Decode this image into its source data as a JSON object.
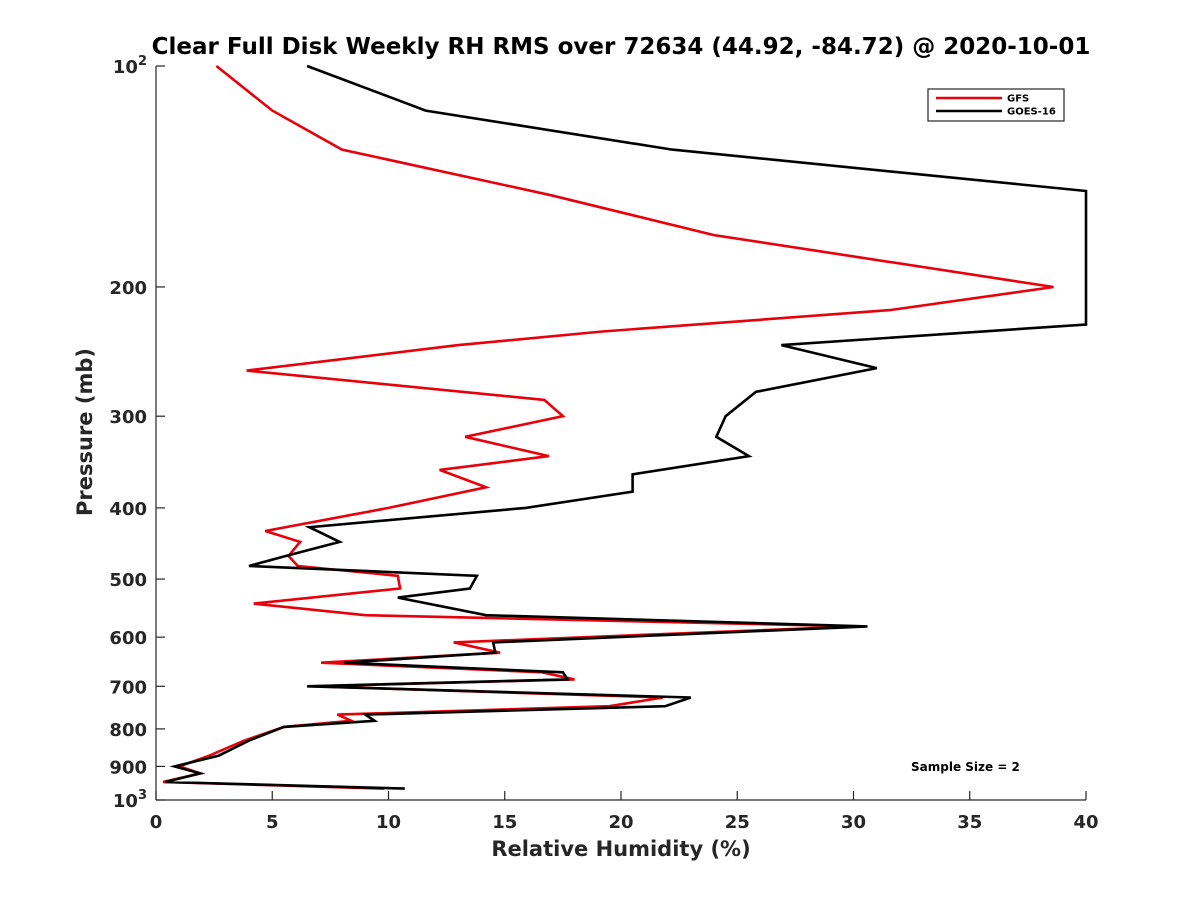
{
  "chart_data": {
    "type": "line",
    "title": "Clear Full Disk Weekly RH RMS over 72634 (44.92, -84.72) @ 2020-10-01",
    "xlabel": "Relative Humidity (%)",
    "ylabel": "Pressure (mb)",
    "xlim": [
      0,
      40
    ],
    "ylim": [
      100,
      1000
    ],
    "yscale": "log",
    "yreversed": true,
    "xticks": [
      0,
      5,
      10,
      15,
      20,
      25,
      30,
      35,
      40
    ],
    "xtick_labels": [
      "0",
      "5",
      "10",
      "15",
      "20",
      "25",
      "30",
      "35",
      "40"
    ],
    "yticks": [
      100,
      200,
      300,
      400,
      500,
      600,
      700,
      800,
      900,
      1000
    ],
    "ytick_labels": [
      {
        "base": "10",
        "exp": "2"
      },
      {
        "text": "200"
      },
      {
        "text": "300"
      },
      {
        "text": "400"
      },
      {
        "text": "500"
      },
      {
        "text": "600"
      },
      {
        "text": "700"
      },
      {
        "text": "800"
      },
      {
        "text": "900"
      },
      {
        "base": "10",
        "exp": "3"
      }
    ],
    "legend_position": "top-right",
    "annotation": "Sample Size = 2",
    "series": [
      {
        "name": "GFS",
        "color": "#e8000b",
        "points": [
          [
            2.6,
            100
          ],
          [
            5.0,
            115
          ],
          [
            8.0,
            130
          ],
          [
            17.0,
            150
          ],
          [
            24.0,
            170
          ],
          [
            38.6,
            200
          ],
          [
            31.6,
            215
          ],
          [
            19.2,
            230
          ],
          [
            13.0,
            240
          ],
          [
            3.9,
            260
          ],
          [
            16.7,
            285
          ],
          [
            17.5,
            300
          ],
          [
            13.3,
            320
          ],
          [
            16.9,
            340
          ],
          [
            12.2,
            355
          ],
          [
            14.2,
            375
          ],
          [
            10.0,
            400
          ],
          [
            4.7,
            430
          ],
          [
            6.2,
            445
          ],
          [
            5.7,
            465
          ],
          [
            6.1,
            480
          ],
          [
            10.4,
            495
          ],
          [
            10.5,
            515
          ],
          [
            4.2,
            540
          ],
          [
            9.0,
            560
          ],
          [
            30.2,
            580
          ],
          [
            12.8,
            610
          ],
          [
            14.8,
            630
          ],
          [
            7.1,
            650
          ],
          [
            16.6,
            670
          ],
          [
            18.0,
            685
          ],
          [
            6.8,
            700
          ],
          [
            21.8,
            725
          ],
          [
            19.5,
            745
          ],
          [
            7.8,
            765
          ],
          [
            8.4,
            780
          ],
          [
            5.5,
            795
          ],
          [
            3.8,
            830
          ],
          [
            2.3,
            870
          ],
          [
            1.0,
            900
          ],
          [
            1.9,
            920
          ],
          [
            0.3,
            945
          ],
          [
            9.8,
            965
          ]
        ]
      },
      {
        "name": "GOES-16",
        "color": "#000000",
        "points": [
          [
            6.5,
            100
          ],
          [
            11.6,
            115
          ],
          [
            22.2,
            130
          ],
          [
            40.0,
            148
          ],
          [
            40.0,
            225
          ],
          [
            26.9,
            240
          ],
          [
            31.0,
            258
          ],
          [
            25.8,
            278
          ],
          [
            24.5,
            300
          ],
          [
            24.1,
            320
          ],
          [
            25.5,
            340
          ],
          [
            20.5,
            360
          ],
          [
            20.5,
            380
          ],
          [
            15.9,
            400
          ],
          [
            6.6,
            425
          ],
          [
            7.9,
            445
          ],
          [
            5.6,
            465
          ],
          [
            4.0,
            480
          ],
          [
            13.8,
            495
          ],
          [
            13.5,
            515
          ],
          [
            10.4,
            530
          ],
          [
            14.2,
            560
          ],
          [
            30.6,
            580
          ],
          [
            14.5,
            610
          ],
          [
            14.6,
            630
          ],
          [
            8.1,
            650
          ],
          [
            17.5,
            670
          ],
          [
            17.7,
            685
          ],
          [
            6.5,
            700
          ],
          [
            23.0,
            725
          ],
          [
            21.9,
            745
          ],
          [
            9.0,
            765
          ],
          [
            9.4,
            780
          ],
          [
            5.5,
            795
          ],
          [
            4.0,
            830
          ],
          [
            2.7,
            870
          ],
          [
            0.8,
            900
          ],
          [
            1.9,
            920
          ],
          [
            0.4,
            945
          ],
          [
            10.7,
            965
          ]
        ]
      }
    ]
  }
}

========================================

### Task description:
Each line of the data is to be duplicated exactly; pictures stay out of the copy.

### Correct answer:
Decode this image into its source data as a JSON object.
{
  "chart_data": {
    "type": "line",
    "title": "Clear Full Disk Weekly RH RMS over 72634 (44.92, -84.72) @ 2020-10-01",
    "xlabel": "Relative Humidity (%)",
    "ylabel": "Pressure (mb)",
    "xlim": [
      0,
      40
    ],
    "ylim": [
      100,
      1000
    ],
    "yscale": "log",
    "yreversed": true,
    "xticks": [
      0,
      5,
      10,
      15,
      20,
      25,
      30,
      35,
      40
    ],
    "xtick_labels": [
      "0",
      "5",
      "10",
      "15",
      "20",
      "25",
      "30",
      "35",
      "40"
    ],
    "yticks": [
      100,
      200,
      300,
      400,
      500,
      600,
      700,
      800,
      900,
      1000
    ],
    "ytick_labels": [
      {
        "base": "10",
        "exp": "2"
      },
      {
        "text": "200"
      },
      {
        "text": "300"
      },
      {
        "text": "400"
      },
      {
        "text": "500"
      },
      {
        "text": "600"
      },
      {
        "text": "700"
      },
      {
        "text": "800"
      },
      {
        "text": "900"
      },
      {
        "base": "10",
        "exp": "3"
      }
    ],
    "legend_position": "top-right",
    "annotation": "Sample Size = 2",
    "series": [
      {
        "name": "GFS",
        "color": "#e8000b",
        "points": [
          [
            2.6,
            100
          ],
          [
            5.0,
            115
          ],
          [
            8.0,
            130
          ],
          [
            17.0,
            150
          ],
          [
            24.0,
            170
          ],
          [
            38.6,
            200
          ],
          [
            31.6,
            215
          ],
          [
            19.2,
            230
          ],
          [
            13.0,
            240
          ],
          [
            3.9,
            260
          ],
          [
            16.7,
            285
          ],
          [
            17.5,
            300
          ],
          [
            13.3,
            320
          ],
          [
            16.9,
            340
          ],
          [
            12.2,
            355
          ],
          [
            14.2,
            375
          ],
          [
            10.0,
            400
          ],
          [
            4.7,
            430
          ],
          [
            6.2,
            445
          ],
          [
            5.7,
            465
          ],
          [
            6.1,
            480
          ],
          [
            10.4,
            495
          ],
          [
            10.5,
            515
          ],
          [
            4.2,
            540
          ],
          [
            9.0,
            560
          ],
          [
            30.2,
            580
          ],
          [
            12.8,
            610
          ],
          [
            14.8,
            630
          ],
          [
            7.1,
            650
          ],
          [
            16.6,
            670
          ],
          [
            18.0,
            685
          ],
          [
            6.8,
            700
          ],
          [
            21.8,
            725
          ],
          [
            19.5,
            745
          ],
          [
            7.8,
            765
          ],
          [
            8.4,
            780
          ],
          [
            5.5,
            795
          ],
          [
            3.8,
            830
          ],
          [
            2.3,
            870
          ],
          [
            1.0,
            900
          ],
          [
            1.9,
            920
          ],
          [
            0.3,
            945
          ],
          [
            9.8,
            965
          ]
        ]
      },
      {
        "name": "GOES-16",
        "color": "#000000",
        "points": [
          [
            6.5,
            100
          ],
          [
            11.6,
            115
          ],
          [
            22.2,
            130
          ],
          [
            40.0,
            148
          ],
          [
            40.0,
            225
          ],
          [
            26.9,
            240
          ],
          [
            31.0,
            258
          ],
          [
            25.8,
            278
          ],
          [
            24.5,
            300
          ],
          [
            24.1,
            320
          ],
          [
            25.5,
            340
          ],
          [
            20.5,
            360
          ],
          [
            20.5,
            380
          ],
          [
            15.9,
            400
          ],
          [
            6.6,
            425
          ],
          [
            7.9,
            445
          ],
          [
            5.6,
            465
          ],
          [
            4.0,
            480
          ],
          [
            13.8,
            495
          ],
          [
            13.5,
            515
          ],
          [
            10.4,
            530
          ],
          [
            14.2,
            560
          ],
          [
            30.6,
            580
          ],
          [
            14.5,
            610
          ],
          [
            14.6,
            630
          ],
          [
            8.1,
            650
          ],
          [
            17.5,
            670
          ],
          [
            17.7,
            685
          ],
          [
            6.5,
            700
          ],
          [
            23.0,
            725
          ],
          [
            21.9,
            745
          ],
          [
            9.0,
            765
          ],
          [
            9.4,
            780
          ],
          [
            5.5,
            795
          ],
          [
            4.0,
            830
          ],
          [
            2.7,
            870
          ],
          [
            0.8,
            900
          ],
          [
            1.9,
            920
          ],
          [
            0.4,
            945
          ],
          [
            10.7,
            965
          ]
        ]
      }
    ]
  }
}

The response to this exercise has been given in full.